### Trecho de origem
==============================

29/10/2021
Encontrando subterfúgios e ignorando as mortes de Brumadinho, a defesa de Fabio Schvartsman, consegue invalidar a ação penal que corria em âmbito estadual
O ex-presidente da Vale à época do rompimento em Brumadinho, Fabio Schvartsman e os outros 15 funcionários da mineradora e da empresa de consultoria alemã Tüv Süd não são mais réus pela Justiça Estadual. O Superior Tribunal de Justiça (STJ) julgou, no dia 19 de outubro, que por haver acusações que envolviam órgãos reguladores da União e políticas nacionais, cabia à Justiça Federal dar seguimento à ação penal. Com a decisão, as denúncias imputadas pelo Ministério Público de Minas Gerais (MPMG) de homicídio qualificado por 270 vezes (número total de mortos na tragédia) e crimes ambientais contra a fauna, a flora e de poluição caem por terra.
São quase três anos da tragédia, oito famílias ainda esperam por uma despedida justa e nenhum dirigente ou envolvido foi punido.
A ação tramitava no Tribunal de Justiça de Minas Gerais (TJMG) mas a defesa do ex-dirigente da Vale, Fabio Schvartsman, tentava questionar a competência estadual para julgar o caso. A justificativa é que haviam sítios arqueológicos que são patrimônios da União, uma manobra para protelar o julgamento. A Sexta Turma do STJ decidiu invalidar o processo estadual por unanimidade e, com esse artifício, o processo volta à estaca zero após quase três anos de impunidade da tragédia.

==============================

### O exercício
Substitua "Sexta Turma" por "Quinta Turma" e reproduza o trecho sobre Brumadinho de "A ação tramitava" até "impunidade da tragédia.", inclusive. Baseie-se somente no trecho sobre Brumadinho.

### Entradas de regiões rotuladas
==============================

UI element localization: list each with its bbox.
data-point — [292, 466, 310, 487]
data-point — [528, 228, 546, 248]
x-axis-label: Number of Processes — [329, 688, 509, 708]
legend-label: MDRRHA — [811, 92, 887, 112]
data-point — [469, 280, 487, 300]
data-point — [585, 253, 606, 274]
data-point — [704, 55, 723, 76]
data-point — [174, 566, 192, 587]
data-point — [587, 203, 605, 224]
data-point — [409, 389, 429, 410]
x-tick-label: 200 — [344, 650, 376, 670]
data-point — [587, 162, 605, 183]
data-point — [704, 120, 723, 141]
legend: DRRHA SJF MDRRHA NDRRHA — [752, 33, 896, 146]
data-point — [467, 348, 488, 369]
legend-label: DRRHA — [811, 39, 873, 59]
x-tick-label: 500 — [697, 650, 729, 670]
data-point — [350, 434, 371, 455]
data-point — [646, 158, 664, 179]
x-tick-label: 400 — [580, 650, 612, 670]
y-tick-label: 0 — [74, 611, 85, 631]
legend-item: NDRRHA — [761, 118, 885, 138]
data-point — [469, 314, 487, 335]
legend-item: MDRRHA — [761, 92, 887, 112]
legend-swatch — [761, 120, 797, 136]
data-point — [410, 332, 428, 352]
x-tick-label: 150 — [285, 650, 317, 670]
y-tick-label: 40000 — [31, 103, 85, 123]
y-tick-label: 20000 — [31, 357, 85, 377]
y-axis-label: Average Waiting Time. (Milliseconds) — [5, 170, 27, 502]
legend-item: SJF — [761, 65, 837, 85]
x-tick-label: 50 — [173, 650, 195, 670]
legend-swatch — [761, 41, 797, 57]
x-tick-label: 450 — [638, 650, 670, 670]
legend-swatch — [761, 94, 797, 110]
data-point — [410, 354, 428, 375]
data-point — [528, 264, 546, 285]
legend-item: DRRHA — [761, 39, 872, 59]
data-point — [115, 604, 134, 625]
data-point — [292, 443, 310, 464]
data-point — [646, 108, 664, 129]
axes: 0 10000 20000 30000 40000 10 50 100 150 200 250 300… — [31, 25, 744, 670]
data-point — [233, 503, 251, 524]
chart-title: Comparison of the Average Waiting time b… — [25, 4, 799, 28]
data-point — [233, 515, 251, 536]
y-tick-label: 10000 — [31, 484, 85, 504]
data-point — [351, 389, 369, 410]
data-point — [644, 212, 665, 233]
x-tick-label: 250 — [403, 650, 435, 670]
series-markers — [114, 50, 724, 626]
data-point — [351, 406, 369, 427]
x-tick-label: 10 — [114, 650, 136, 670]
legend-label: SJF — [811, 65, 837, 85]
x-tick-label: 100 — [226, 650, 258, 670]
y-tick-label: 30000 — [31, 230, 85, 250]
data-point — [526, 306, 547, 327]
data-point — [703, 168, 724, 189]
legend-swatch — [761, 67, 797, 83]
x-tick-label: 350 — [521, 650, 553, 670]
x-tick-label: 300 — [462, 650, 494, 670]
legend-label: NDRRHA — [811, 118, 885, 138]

==============================

### Resposta do exercício
A ação tramitava no Tribunal de Justiça de Minas Gerais (TJMG) mas a defesa do ex-dirigente da Vale, Fabio Schvartsman, tentava questionar a competência estadual para julgar o caso. A justificativa é que haviam sítios arqueológicos que são patrimônios da União, uma manobra para protelar o julgamento. A Quinta Turma do STJ decidiu invalidar o processo estadual por unanimidade e, com esse artifício, o processo volta à estaca zero após quase três anos de impunidade da tragédia.